# Start of Task data

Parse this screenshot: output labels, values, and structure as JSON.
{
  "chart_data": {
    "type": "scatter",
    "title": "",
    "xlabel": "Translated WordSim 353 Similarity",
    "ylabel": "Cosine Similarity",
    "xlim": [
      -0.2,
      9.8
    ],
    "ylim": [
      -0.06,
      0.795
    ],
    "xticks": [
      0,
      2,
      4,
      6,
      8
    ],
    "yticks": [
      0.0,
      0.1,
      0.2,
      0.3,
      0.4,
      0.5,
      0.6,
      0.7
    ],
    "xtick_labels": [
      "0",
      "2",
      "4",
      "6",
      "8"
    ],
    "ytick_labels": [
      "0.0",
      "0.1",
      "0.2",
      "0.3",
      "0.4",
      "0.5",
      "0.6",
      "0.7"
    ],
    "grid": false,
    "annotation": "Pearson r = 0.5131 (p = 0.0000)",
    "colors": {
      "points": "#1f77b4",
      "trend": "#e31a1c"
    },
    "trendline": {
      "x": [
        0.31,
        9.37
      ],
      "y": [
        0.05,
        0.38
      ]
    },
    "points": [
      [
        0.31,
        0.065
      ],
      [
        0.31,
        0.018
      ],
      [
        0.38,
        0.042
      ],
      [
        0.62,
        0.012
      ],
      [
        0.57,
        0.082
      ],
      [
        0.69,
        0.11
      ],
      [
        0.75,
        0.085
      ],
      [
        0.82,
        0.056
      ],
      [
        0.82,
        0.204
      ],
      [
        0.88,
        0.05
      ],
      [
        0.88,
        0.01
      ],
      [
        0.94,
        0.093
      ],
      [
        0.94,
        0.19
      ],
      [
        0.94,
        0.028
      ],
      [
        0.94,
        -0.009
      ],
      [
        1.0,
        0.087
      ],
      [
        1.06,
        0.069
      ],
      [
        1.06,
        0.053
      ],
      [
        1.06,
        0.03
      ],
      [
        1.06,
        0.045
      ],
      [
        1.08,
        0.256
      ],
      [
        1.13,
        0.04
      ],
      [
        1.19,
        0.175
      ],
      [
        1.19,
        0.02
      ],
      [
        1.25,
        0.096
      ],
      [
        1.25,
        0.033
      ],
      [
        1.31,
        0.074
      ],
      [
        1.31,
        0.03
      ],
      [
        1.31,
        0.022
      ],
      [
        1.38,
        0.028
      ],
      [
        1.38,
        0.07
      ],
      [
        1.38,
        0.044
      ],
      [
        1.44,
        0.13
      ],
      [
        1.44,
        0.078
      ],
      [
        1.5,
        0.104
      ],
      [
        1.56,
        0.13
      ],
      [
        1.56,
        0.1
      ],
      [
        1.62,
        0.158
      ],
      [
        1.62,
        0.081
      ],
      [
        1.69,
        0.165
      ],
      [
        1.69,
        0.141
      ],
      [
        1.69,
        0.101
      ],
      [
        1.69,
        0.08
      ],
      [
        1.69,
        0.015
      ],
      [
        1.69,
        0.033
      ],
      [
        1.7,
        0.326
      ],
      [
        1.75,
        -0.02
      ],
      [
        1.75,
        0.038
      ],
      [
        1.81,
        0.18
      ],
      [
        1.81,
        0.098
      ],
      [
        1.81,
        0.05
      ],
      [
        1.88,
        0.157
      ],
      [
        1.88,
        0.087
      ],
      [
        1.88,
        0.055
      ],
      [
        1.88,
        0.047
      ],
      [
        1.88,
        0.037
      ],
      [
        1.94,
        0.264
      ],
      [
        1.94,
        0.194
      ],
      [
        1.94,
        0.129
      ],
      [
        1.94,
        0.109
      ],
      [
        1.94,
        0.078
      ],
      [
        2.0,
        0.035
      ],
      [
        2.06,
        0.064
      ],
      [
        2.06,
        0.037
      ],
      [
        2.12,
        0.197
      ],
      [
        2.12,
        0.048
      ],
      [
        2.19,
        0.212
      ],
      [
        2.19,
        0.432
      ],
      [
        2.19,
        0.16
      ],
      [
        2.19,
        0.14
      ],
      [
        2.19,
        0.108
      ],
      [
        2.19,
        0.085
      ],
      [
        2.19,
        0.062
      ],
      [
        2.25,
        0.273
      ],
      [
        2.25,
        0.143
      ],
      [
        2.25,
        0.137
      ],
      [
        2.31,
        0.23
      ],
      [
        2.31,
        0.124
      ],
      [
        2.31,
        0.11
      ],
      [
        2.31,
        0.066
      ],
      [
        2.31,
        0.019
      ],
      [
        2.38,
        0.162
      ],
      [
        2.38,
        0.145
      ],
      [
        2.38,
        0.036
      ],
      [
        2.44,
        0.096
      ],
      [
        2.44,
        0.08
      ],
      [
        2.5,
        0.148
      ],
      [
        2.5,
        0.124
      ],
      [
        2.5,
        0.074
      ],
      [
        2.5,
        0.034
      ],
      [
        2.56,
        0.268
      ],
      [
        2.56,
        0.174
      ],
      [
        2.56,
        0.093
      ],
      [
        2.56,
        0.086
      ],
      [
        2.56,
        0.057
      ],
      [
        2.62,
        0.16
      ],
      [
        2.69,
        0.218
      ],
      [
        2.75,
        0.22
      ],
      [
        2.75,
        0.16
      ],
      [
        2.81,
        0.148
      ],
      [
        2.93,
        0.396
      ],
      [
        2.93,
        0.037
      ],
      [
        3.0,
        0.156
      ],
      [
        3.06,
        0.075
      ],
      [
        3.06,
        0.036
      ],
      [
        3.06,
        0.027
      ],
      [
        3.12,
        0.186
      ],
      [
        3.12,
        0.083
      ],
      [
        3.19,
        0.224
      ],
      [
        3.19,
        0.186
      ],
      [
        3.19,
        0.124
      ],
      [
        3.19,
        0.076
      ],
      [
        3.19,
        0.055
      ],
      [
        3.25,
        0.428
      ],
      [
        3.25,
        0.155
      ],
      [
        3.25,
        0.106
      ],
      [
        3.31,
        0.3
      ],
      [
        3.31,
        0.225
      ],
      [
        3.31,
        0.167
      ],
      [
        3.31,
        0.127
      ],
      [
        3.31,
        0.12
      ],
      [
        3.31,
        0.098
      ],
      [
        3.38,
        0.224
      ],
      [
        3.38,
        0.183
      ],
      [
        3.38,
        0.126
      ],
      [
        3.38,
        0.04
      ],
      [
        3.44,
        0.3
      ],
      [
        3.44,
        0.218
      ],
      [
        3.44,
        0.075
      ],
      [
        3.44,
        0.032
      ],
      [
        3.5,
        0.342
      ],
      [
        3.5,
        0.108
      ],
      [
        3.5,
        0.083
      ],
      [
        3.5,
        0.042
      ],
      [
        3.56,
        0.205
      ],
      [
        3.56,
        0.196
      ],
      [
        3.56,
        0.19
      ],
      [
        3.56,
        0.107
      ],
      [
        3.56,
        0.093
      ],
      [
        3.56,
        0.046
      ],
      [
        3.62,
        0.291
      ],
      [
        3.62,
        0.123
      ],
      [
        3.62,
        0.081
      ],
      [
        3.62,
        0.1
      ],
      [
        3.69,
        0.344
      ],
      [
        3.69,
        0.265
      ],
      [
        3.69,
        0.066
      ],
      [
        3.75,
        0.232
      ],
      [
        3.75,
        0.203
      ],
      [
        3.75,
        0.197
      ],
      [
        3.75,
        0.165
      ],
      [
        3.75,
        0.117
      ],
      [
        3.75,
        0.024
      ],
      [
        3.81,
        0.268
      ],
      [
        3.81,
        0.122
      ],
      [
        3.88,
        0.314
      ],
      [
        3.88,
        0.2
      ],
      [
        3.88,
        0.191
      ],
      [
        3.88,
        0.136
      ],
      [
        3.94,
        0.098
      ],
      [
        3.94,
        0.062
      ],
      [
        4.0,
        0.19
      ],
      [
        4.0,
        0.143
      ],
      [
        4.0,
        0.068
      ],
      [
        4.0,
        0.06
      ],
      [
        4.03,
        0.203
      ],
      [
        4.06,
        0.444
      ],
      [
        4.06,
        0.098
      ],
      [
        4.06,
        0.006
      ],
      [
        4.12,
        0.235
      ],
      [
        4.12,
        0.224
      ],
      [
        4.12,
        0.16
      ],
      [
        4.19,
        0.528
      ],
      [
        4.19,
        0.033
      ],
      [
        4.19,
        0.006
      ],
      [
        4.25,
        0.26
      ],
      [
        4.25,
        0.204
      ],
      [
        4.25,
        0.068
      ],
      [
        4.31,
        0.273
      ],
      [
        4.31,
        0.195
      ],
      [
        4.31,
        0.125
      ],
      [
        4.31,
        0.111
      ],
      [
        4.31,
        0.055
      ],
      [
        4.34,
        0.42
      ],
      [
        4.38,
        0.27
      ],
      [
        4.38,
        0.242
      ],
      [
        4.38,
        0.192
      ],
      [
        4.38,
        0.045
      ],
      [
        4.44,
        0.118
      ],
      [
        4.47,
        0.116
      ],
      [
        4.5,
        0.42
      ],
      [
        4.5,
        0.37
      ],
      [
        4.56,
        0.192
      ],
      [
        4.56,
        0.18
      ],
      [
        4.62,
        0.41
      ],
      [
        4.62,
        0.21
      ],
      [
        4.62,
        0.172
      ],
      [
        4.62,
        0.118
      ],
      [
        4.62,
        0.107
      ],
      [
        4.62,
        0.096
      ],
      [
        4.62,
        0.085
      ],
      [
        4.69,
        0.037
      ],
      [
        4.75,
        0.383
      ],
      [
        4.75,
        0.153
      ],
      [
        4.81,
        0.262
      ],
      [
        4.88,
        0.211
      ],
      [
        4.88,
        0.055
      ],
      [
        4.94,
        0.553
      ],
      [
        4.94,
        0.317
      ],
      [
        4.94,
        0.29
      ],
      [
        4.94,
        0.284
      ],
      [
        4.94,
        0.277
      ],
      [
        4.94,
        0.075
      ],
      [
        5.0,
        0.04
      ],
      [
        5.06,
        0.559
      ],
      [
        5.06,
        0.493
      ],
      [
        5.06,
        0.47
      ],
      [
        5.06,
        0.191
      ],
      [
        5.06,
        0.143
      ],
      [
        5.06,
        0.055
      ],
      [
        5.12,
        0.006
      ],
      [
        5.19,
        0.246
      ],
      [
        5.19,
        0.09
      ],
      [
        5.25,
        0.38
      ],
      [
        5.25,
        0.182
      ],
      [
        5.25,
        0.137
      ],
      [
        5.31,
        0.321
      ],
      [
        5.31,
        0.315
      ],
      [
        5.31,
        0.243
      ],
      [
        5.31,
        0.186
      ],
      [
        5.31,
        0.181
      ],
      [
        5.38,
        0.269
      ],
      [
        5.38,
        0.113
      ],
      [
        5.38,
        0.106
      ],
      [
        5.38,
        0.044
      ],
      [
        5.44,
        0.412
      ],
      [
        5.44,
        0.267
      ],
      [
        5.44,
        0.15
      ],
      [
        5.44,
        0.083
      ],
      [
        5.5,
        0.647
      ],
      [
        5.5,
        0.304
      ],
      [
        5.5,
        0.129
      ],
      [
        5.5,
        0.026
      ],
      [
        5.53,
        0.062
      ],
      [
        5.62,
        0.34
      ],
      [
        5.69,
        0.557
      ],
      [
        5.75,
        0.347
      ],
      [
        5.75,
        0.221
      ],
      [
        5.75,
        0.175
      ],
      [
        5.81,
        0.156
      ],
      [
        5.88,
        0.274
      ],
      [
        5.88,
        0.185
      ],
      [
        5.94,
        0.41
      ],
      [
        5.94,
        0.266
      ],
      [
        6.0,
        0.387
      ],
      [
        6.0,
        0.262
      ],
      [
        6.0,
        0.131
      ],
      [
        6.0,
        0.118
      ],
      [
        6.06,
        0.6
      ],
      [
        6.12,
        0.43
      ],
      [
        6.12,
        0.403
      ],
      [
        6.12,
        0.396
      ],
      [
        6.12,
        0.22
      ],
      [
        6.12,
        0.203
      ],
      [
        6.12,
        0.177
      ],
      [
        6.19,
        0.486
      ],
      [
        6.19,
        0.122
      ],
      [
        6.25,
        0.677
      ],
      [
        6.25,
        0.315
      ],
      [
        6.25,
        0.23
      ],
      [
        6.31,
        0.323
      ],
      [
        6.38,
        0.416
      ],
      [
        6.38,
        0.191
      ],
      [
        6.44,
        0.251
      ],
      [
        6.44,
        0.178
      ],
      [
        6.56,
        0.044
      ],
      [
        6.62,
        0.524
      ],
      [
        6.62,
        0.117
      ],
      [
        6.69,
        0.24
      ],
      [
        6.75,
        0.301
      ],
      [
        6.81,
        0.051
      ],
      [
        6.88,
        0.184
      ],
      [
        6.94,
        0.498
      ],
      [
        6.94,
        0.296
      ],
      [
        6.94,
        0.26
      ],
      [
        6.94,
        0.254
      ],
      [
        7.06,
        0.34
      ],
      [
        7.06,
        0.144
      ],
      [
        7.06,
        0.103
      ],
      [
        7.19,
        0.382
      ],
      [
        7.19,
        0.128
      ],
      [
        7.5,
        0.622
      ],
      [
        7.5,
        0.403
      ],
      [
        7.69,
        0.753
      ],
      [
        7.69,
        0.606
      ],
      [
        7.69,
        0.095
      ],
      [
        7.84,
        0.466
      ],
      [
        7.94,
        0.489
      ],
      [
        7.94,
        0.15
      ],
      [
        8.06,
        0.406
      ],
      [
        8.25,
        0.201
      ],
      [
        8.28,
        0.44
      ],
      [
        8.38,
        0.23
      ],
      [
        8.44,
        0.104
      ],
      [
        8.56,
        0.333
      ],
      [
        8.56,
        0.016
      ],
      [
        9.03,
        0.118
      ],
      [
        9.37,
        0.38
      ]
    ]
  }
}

# End of Task data

→ Stated problem
Scan the listing above for the word "Similarity" and show each line where it is found.

→ Written response
    "xlabel": "Translated WordSim 353 Similarity",
    "ylabel": "Cosine Similarity",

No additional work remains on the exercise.